— Start Record set —

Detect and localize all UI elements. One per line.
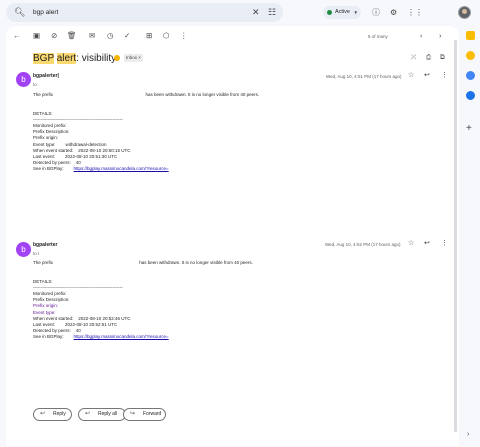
search-options-icon[interactable]: ☷: [268, 6, 276, 19]
reply-icon[interactable]: ↩: [424, 239, 430, 248]
body-text: When event started: 2022-08-10 20:52:46 …: [33, 315, 131, 321]
body-text: Event type:: [33, 309, 56, 315]
reply-all-label: Reply all: [98, 411, 118, 417]
body-text: Prefix origin:: [33, 135, 59, 141]
add-addon-icon[interactable]: +: [466, 124, 472, 134]
more-vert-icon[interactable]: ⋮: [441, 239, 448, 248]
snooze-icon[interactable]: ◷: [107, 31, 114, 41]
scrollbar[interactable]: [454, 40, 457, 432]
body-text: Prefix origin:: [33, 303, 59, 309]
recipient-line[interactable]: to: [33, 81, 37, 88]
move-to-icon[interactable]: ⊞: [146, 31, 152, 41]
body-text: The prefix has been withdrawn. It is no …: [33, 92, 260, 97]
forward-label: Forward: [143, 411, 162, 417]
body-text: Monitored prefix:: [33, 290, 67, 296]
reply-button[interactable]: ↩ Reply: [33, 408, 72, 421]
body-text: Prefix Description:: [33, 297, 70, 303]
body-text: When event started: 2022-08-10 20:50:15 …: [33, 147, 131, 153]
body-text: See in BGPlay:: [33, 166, 74, 172]
report-spam-icon[interactable]: ⊘: [51, 31, 57, 41]
body-text: Last event: 2022-08-10 20:51:30 UTC: [33, 153, 118, 159]
archive-icon[interactable]: ▣: [33, 31, 40, 41]
chevron-down-icon: ▼: [353, 10, 358, 15]
important-marker-icon[interactable]: [114, 55, 120, 61]
bgplay-link[interactable]: https://bgplay.massimocandela.com/?resou…: [74, 334, 169, 339]
more-vert-icon[interactable]: ⋮: [441, 71, 448, 80]
message-body: The prefix has been withdrawn. It is no …: [33, 92, 259, 172]
tasks-icon[interactable]: [466, 71, 475, 80]
reply-icon[interactable]: ↩: [424, 71, 430, 80]
delete-icon[interactable]: 🗑︎: [67, 31, 77, 41]
message-date: Wed, Aug 10, 4:51 PM (17 hours ago): [326, 74, 402, 79]
search-icon[interactable]: 🔍︎: [14, 6, 25, 19]
body-text: DETAILS:: [33, 110, 53, 116]
sender-name[interactable]: bgpalerter: [33, 241, 57, 249]
back-arrow-icon[interactable]: ←: [13, 31, 21, 41]
body-line: See in BGPlay: https://bgplay.massimocan…: [33, 334, 253, 340]
star-icon[interactable]: ☆: [408, 239, 414, 248]
chevron-right-icon[interactable]: ›: [439, 31, 442, 41]
apps-grid-icon[interactable]: ⋮⋮: [407, 7, 423, 18]
body-text: Detected by peers: 40: [33, 328, 81, 334]
bgplay-link[interactable]: https://bgplay.massimocandela.com/?resou…: [74, 166, 169, 171]
recipient-line[interactable]: to i: [33, 250, 39, 257]
pager-count: 5 of many: [368, 34, 388, 39]
reply-label: Reply: [53, 411, 66, 417]
body-line: The prefix has been withdrawn. It is no …: [33, 92, 259, 98]
collapse-all-icon[interactable]: ⤫: [411, 53, 416, 62]
body-text: See in BGPlay:: [33, 334, 74, 340]
active-dot-icon: [327, 10, 332, 15]
status-label: Active: [335, 9, 350, 15]
keep-icon[interactable]: [466, 51, 475, 60]
chevron-right-icon[interactable]: ›: [467, 430, 469, 439]
account-avatar[interactable]: [458, 6, 471, 19]
gear-icon[interactable]: ⚙: [390, 7, 397, 18]
avatar-face: [462, 9, 467, 14]
body-text: ----------------------------------------…: [33, 284, 123, 290]
subject-highlight-bgp: BGP: [33, 53, 54, 64]
sender-avatar: b: [16, 72, 31, 87]
body-text: Monitored prefix:: [33, 122, 67, 128]
message-date: Wed, Aug 10, 4:52 PM (17 hours ago): [325, 242, 401, 247]
mark-unread-icon[interactable]: ✉: [89, 31, 95, 41]
reply-all-icon: ↩: [85, 411, 91, 417]
chevron-left-icon[interactable]: ‹: [420, 31, 423, 41]
status-button[interactable]: Active ▼: [323, 6, 361, 19]
page-title: BGP alert: visibility: [33, 52, 116, 65]
reply-all-button[interactable]: ↩ Reply all: [78, 408, 126, 421]
body-text: Detected by peers: 40: [33, 160, 81, 166]
contacts-icon[interactable]: [466, 91, 475, 100]
body-line: See in BGPlay: https://bgplay.massimocan…: [33, 166, 259, 172]
star-icon[interactable]: ☆: [408, 71, 414, 80]
print-icon[interactable]: ⎙: [426, 53, 431, 62]
body-line: The prefix has been withdrawn. It is no …: [33, 260, 253, 266]
body-text: ----------------------------------------…: [33, 116, 123, 122]
open-new-window-icon[interactable]: ⧉: [440, 53, 445, 62]
search-bar[interactable]: 🔍︎ bgp alert ✕ ☷: [6, 3, 283, 22]
reply-icon: ↩: [40, 411, 46, 417]
top-bar: 🔍︎ bgp alert ✕ ☷ Active ▼ ⓘ ⚙ ⋮⋮: [0, 0, 480, 26]
inbox-label-badge[interactable]: Inbox ×: [124, 54, 143, 62]
subject-rest: : visibility: [76, 53, 117, 64]
forward-button[interactable]: ↪ Forward: [123, 408, 166, 421]
message-panel: ← ▣ ⊘ 🗑︎ ✉ ◷ ✓ ⊞ ⬡ ⋮ 5 of many ‹ › BGP a…: [6, 26, 459, 446]
forward-icon: ↪: [130, 411, 136, 417]
message-body: The prefix has been withdrawn. It is no …: [33, 260, 253, 340]
more-vert-icon[interactable]: ⋮: [180, 31, 188, 41]
label-icon[interactable]: ⬡: [163, 31, 170, 41]
body-text: Prefix Description:: [33, 129, 70, 135]
side-panel-rail: + ›: [462, 26, 480, 447]
body-text: Event type: withdrawal-detection: [33, 141, 107, 147]
body-text: DETAILS:: [33, 278, 53, 284]
calendar-icon[interactable]: [466, 31, 475, 40]
add-task-icon[interactable]: ✓: [124, 31, 130, 41]
body-text: The prefix has been withdrawn. It is no …: [33, 260, 253, 265]
search-input[interactable]: bgp alert: [33, 7, 58, 18]
body-text: Last event: 2022-08-10 20:52:51 UTC: [33, 321, 118, 327]
subject-highlight-alert: alert: [56, 53, 77, 64]
sender-avatar: b: [16, 242, 31, 257]
sender-name[interactable]: bgpalerter|: [33, 72, 59, 80]
help-icon[interactable]: ⓘ: [372, 7, 380, 18]
clear-search-icon[interactable]: ✕: [252, 6, 260, 19]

— End Record set —

Reproduce the records above word for word, leaving out the pictures.

Correct result:
Detect and localize all UI elements. One per line.
search-options-icon[interactable]: ☷: [268, 6, 276, 19]
reply-icon[interactable]: ↩: [424, 239, 430, 248]
body-text: When event started: 2022-08-10 20:52:46 …: [33, 315, 131, 321]
body-text: Event type:: [33, 309, 56, 315]
reply-all-label: Reply all: [98, 411, 118, 417]
body-text: Prefix origin:: [33, 135, 59, 141]
add-addon-icon[interactable]: +: [466, 124, 472, 134]
more-vert-icon[interactable]: ⋮: [441, 239, 448, 248]
snooze-icon[interactable]: ◷: [107, 31, 114, 41]
scrollbar[interactable]: [454, 40, 457, 432]
body-text: Prefix origin:: [33, 303, 59, 309]
recipient-line[interactable]: to: [33, 81, 37, 88]
move-to-icon[interactable]: ⊞: [146, 31, 152, 41]
body-text: The prefix has been withdrawn. It is no …: [33, 92, 260, 97]
forward-label: Forward: [143, 411, 162, 417]
body-text: Monitored prefix:: [33, 290, 67, 296]
reply-button[interactable]: ↩ Reply: [33, 408, 72, 421]
body-text: Prefix Description:: [33, 297, 70, 303]
body-text: When event started: 2022-08-10 20:50:15 …: [33, 147, 131, 153]
body-text: See in BGPlay:: [33, 166, 74, 172]
report-spam-icon[interactable]: ⊘: [51, 31, 57, 41]
body-text: Last event: 2022-08-10 20:51:30 UTC: [33, 153, 118, 159]
archive-icon[interactable]: ▣: [33, 31, 40, 41]
chevron-down-icon: ▼: [353, 10, 358, 15]
important-marker-icon[interactable]: [114, 55, 120, 61]
bgplay-link[interactable]: https://bgplay.massimocandela.com/?resou…: [74, 334, 169, 339]
more-vert-icon[interactable]: ⋮: [441, 71, 448, 80]
message-body: The prefix has been withdrawn. It is no …: [33, 92, 259, 172]
tasks-icon[interactable]: [466, 71, 475, 80]
reply-icon[interactable]: ↩: [424, 71, 430, 80]
delete-icon[interactable]: 🗑︎: [67, 31, 77, 41]
message-date: Wed, Aug 10, 4:51 PM (17 hours ago): [326, 74, 402, 79]
search-icon[interactable]: 🔍︎: [14, 6, 25, 19]
body-text: DETAILS:: [33, 110, 53, 116]
sender-name[interactable]: bgpalerter: [33, 241, 57, 249]
back-arrow-icon[interactable]: ←: [13, 31, 21, 41]
body-line: See in BGPlay: https://bgplay.massimocan…: [33, 334, 253, 340]
star-icon[interactable]: ☆: [408, 239, 414, 248]
chevron-right-icon[interactable]: ›: [439, 31, 442, 41]
apps-grid-icon[interactable]: ⋮⋮: [407, 7, 423, 18]
body-text: Detected by peers: 40: [33, 328, 81, 334]
bgplay-link[interactable]: https://bgplay.massimocandela.com/?resou…: [74, 166, 169, 171]
recipient-line[interactable]: to i: [33, 250, 39, 257]
pager-count: 5 of many: [368, 34, 388, 39]
reply-label: Reply: [53, 411, 66, 417]
body-line: The prefix has been withdrawn. It is no …: [33, 92, 259, 98]
collapse-all-icon[interactable]: ⤫: [411, 53, 416, 62]
body-text: See in BGPlay:: [33, 334, 74, 340]
active-dot-icon: [327, 10, 332, 15]
status-label: Active: [335, 9, 350, 15]
keep-icon[interactable]: [466, 51, 475, 60]
chevron-right-icon[interactable]: ›: [467, 430, 469, 439]
account-avatar[interactable]: [458, 6, 471, 19]
gear-icon[interactable]: ⚙: [390, 7, 397, 18]
avatar-face: [462, 9, 467, 14]
body-text: ----------------------------------------…: [33, 284, 123, 290]
subject-highlight-bgp: BGP: [33, 53, 54, 64]
sender-avatar: b: [16, 72, 31, 87]
body-text: Monitored prefix:: [33, 122, 67, 128]
message-date: Wed, Aug 10, 4:52 PM (17 hours ago): [325, 242, 401, 247]
mark-unread-icon[interactable]: ✉: [89, 31, 95, 41]
reply-all-icon: ↩: [85, 411, 91, 417]
chevron-left-icon[interactable]: ‹: [420, 31, 423, 41]
status-button[interactable]: Active ▼: [323, 6, 361, 19]
page-title: BGP alert: visibility: [33, 52, 116, 65]
reply-all-button[interactable]: ↩ Reply all: [78, 408, 126, 421]
body-text: Detected by peers: 40: [33, 160, 81, 166]
contacts-icon[interactable]: [466, 91, 475, 100]
body-line: See in BGPlay: https://bgplay.massimocan…: [33, 166, 259, 172]
star-icon[interactable]: ☆: [408, 71, 414, 80]
print-icon[interactable]: ⎙: [426, 53, 431, 62]
body-line: The prefix has been withdrawn. It is no …: [33, 260, 253, 266]
body-text: ----------------------------------------…: [33, 116, 123, 122]
open-new-window-icon[interactable]: ⧉: [440, 53, 445, 62]
search-bar[interactable]: 🔍︎ bgp alert ✕ ☷: [6, 3, 283, 22]
reply-icon: ↩: [40, 411, 46, 417]
top-bar: 🔍︎ bgp alert ✕ ☷ Active ▼ ⓘ ⚙ ⋮⋮: [0, 0, 480, 26]
inbox-label-badge[interactable]: Inbox ×: [124, 54, 143, 62]
subject-rest: : visibility: [76, 53, 117, 64]
forward-button[interactable]: ↪ Forward: [123, 408, 166, 421]
message-panel: ← ▣ ⊘ 🗑︎ ✉ ◷ ✓ ⊞ ⬡ ⋮ 5 of many ‹ › BGP a…: [6, 26, 459, 446]
forward-icon: ↪: [130, 411, 136, 417]
message-body: The prefix has been withdrawn. It is no …: [33, 260, 253, 340]
more-vert-icon[interactable]: ⋮: [180, 31, 188, 41]
label-icon[interactable]: ⬡: [163, 31, 170, 41]
body-text: Prefix Description:: [33, 129, 70, 135]
side-panel-rail: + ›: [462, 26, 480, 447]
body-text: Event type: withdrawal-detection: [33, 141, 107, 147]
body-text: DETAILS:: [33, 278, 53, 284]
calendar-icon[interactable]: [466, 31, 475, 40]
add-task-icon[interactable]: ✓: [124, 31, 130, 41]
body-text: The prefix has been withdrawn. It is no …: [33, 260, 253, 265]
search-input[interactable]: bgp alert: [33, 7, 58, 18]
body-text: Last event: 2022-08-10 20:52:51 UTC: [33, 321, 118, 327]
subject-highlight-alert: alert: [56, 53, 77, 64]
sender-avatar: b: [16, 242, 31, 257]
sender-name[interactable]: bgpalerter|: [33, 72, 59, 80]
help-icon[interactable]: ⓘ: [372, 7, 380, 18]
clear-search-icon[interactable]: ✕: [252, 6, 260, 19]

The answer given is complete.